TASK:
The data below needs to be returned exactly, line for line.
** START **
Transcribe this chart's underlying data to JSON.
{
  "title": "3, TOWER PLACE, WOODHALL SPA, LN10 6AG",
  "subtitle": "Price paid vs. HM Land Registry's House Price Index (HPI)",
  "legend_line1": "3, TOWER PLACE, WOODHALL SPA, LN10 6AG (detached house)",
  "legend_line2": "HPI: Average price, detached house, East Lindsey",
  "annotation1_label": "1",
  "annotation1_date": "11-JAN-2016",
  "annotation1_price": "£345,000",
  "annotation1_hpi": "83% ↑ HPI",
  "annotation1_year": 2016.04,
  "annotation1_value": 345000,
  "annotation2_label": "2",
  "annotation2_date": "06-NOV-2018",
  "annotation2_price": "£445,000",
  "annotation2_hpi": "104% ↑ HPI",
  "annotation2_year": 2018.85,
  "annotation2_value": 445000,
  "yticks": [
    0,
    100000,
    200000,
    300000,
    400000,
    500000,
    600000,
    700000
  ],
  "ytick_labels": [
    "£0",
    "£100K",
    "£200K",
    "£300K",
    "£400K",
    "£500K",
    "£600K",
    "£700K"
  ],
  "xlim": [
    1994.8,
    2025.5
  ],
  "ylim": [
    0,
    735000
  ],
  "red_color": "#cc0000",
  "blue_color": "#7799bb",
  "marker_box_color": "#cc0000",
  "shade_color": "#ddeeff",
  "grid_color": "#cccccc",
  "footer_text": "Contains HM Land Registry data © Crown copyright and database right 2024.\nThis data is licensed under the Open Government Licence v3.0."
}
** END **
TASK OUTPUT:
Transcribe this chart's underlying data to JSON.
{
  "title": "3, TOWER PLACE, WOODHALL SPA, LN10 6AG",
  "subtitle": "Price paid vs. HM Land Registry's House Price Index (HPI)",
  "legend_line1": "3, TOWER PLACE, WOODHALL SPA, LN10 6AG (detached house)",
  "legend_line2": "HPI: Average price, detached house, East Lindsey",
  "annotation1_label": "1",
  "annotation1_date": "11-JAN-2016",
  "annotation1_price": "£345,000",
  "annotation1_hpi": "83% ↑ HPI",
  "annotation1_year": 2016.04,
  "annotation1_value": 345000,
  "annotation2_label": "2",
  "annotation2_date": "06-NOV-2018",
  "annotation2_price": "£445,000",
  "annotation2_hpi": "104% ↑ HPI",
  "annotation2_year": 2018.85,
  "annotation2_value": 445000,
  "yticks": [
    0,
    100000,
    200000,
    300000,
    400000,
    500000,
    600000,
    700000
  ],
  "ytick_labels": [
    "£0",
    "£100K",
    "£200K",
    "£300K",
    "£400K",
    "£500K",
    "£600K",
    "£700K"
  ],
  "xlim": [
    1994.8,
    2025.5
  ],
  "ylim": [
    0,
    735000
  ],
  "red_color": "#cc0000",
  "blue_color": "#7799bb",
  "marker_box_color": "#cc0000",
  "shade_color": "#ddeeff",
  "grid_color": "#cccccc",
  "footer_text": "Contains HM Land Registry data © Crown copyright and database right 2024.\nThis data is licensed under the Open Government Licence v3.0."
}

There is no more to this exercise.